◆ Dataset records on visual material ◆
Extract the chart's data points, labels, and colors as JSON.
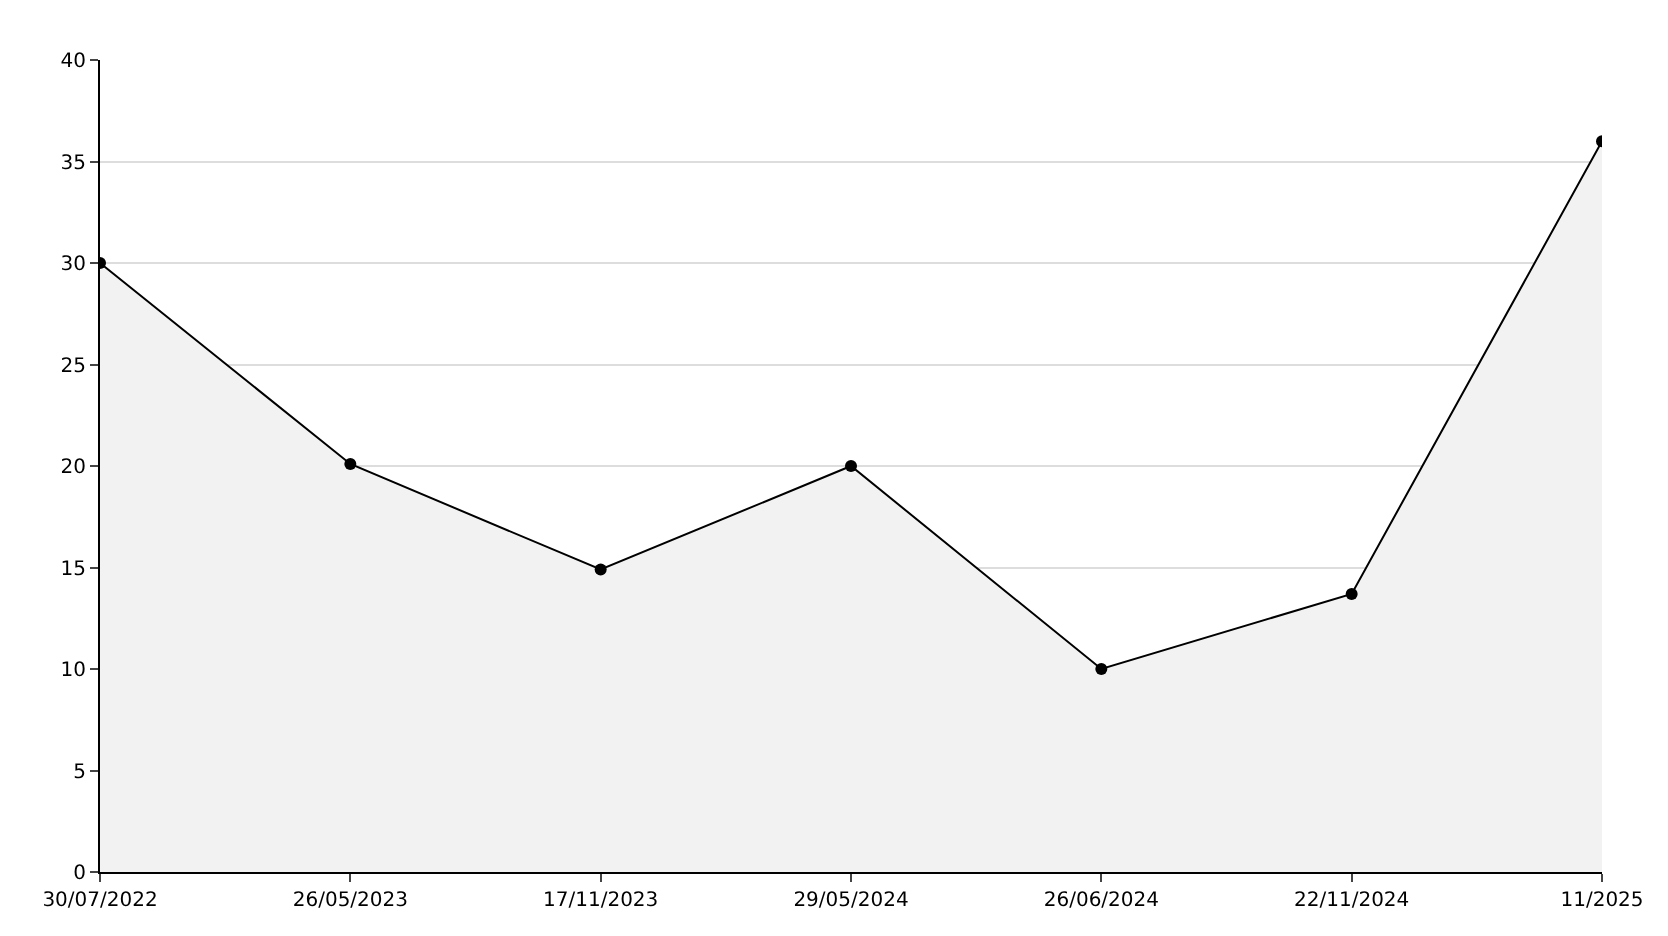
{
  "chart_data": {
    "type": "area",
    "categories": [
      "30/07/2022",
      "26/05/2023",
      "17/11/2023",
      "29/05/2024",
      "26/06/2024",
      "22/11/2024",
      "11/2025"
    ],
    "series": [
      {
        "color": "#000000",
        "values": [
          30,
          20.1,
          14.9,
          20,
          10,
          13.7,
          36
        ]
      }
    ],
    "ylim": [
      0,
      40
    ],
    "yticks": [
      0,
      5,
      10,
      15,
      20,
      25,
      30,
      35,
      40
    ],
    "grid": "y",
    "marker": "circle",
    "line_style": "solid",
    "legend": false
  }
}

* * *

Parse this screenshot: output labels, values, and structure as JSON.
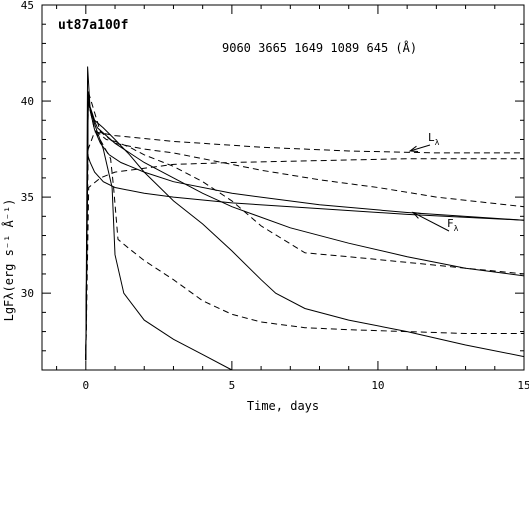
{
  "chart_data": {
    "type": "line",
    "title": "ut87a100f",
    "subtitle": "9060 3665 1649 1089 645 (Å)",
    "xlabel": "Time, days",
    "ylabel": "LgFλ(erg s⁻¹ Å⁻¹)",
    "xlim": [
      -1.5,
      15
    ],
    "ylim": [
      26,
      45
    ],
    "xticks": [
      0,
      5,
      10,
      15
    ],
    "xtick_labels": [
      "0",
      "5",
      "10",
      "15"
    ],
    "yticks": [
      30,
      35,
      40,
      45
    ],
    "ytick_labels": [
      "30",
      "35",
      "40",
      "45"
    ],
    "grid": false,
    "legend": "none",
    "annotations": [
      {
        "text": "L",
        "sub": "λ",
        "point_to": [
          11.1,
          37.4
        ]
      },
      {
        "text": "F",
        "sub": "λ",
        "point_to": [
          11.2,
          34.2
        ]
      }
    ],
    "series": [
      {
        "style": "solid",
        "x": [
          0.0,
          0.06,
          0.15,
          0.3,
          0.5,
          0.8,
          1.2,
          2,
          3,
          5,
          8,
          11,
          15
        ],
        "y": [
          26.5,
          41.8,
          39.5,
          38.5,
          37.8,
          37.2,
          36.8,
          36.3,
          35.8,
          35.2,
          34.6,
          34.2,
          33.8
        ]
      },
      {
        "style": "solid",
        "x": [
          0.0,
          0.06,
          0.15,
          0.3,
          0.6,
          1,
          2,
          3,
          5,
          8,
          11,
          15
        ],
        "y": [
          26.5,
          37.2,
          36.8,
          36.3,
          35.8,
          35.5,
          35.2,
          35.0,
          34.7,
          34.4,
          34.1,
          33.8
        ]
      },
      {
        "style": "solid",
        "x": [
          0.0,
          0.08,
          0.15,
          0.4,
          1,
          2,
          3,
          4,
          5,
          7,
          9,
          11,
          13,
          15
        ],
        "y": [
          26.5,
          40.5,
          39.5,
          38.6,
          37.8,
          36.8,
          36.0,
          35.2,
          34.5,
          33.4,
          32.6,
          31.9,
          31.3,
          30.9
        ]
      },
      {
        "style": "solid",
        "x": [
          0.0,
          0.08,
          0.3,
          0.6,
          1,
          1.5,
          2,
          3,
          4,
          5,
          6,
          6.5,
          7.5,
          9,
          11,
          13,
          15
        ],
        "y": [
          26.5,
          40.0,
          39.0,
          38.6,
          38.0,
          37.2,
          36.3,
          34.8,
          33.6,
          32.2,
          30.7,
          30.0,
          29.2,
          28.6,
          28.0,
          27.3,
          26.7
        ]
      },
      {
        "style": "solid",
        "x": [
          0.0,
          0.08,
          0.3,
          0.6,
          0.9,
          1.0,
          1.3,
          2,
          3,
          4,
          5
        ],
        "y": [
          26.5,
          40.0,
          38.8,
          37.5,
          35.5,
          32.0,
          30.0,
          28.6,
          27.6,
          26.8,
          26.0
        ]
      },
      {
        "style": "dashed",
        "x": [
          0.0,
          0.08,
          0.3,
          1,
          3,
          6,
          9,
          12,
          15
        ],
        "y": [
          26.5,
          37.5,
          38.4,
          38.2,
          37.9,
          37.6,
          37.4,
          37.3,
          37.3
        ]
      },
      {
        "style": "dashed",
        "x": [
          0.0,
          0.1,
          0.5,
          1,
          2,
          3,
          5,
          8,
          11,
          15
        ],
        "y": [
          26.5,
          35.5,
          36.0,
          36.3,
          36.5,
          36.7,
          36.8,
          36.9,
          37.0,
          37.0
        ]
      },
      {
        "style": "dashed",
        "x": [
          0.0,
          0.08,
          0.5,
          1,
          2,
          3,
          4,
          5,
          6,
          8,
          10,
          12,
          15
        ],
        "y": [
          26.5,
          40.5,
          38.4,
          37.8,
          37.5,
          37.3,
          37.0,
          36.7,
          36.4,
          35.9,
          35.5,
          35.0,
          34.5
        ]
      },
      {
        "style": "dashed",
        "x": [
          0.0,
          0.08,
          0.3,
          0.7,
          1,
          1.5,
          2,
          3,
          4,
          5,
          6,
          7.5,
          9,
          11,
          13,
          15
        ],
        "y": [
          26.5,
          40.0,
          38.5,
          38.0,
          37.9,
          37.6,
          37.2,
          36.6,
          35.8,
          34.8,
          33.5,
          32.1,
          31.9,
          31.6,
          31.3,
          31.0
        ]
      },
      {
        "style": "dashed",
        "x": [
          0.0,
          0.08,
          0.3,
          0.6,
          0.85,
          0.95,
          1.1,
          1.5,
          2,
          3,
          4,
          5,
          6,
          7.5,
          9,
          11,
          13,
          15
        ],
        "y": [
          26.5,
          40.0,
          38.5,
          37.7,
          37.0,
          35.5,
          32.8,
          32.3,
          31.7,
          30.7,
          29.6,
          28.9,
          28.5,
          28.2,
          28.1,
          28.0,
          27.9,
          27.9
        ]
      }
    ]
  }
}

◆ Written request ◆
Pull every line containing the word "JSON" out of the material and copy it.

◆ Output ◆
Extract the chart's data points, labels, and colors as JSON.
Parse this screenshot: output labels, values, and structure as JSON.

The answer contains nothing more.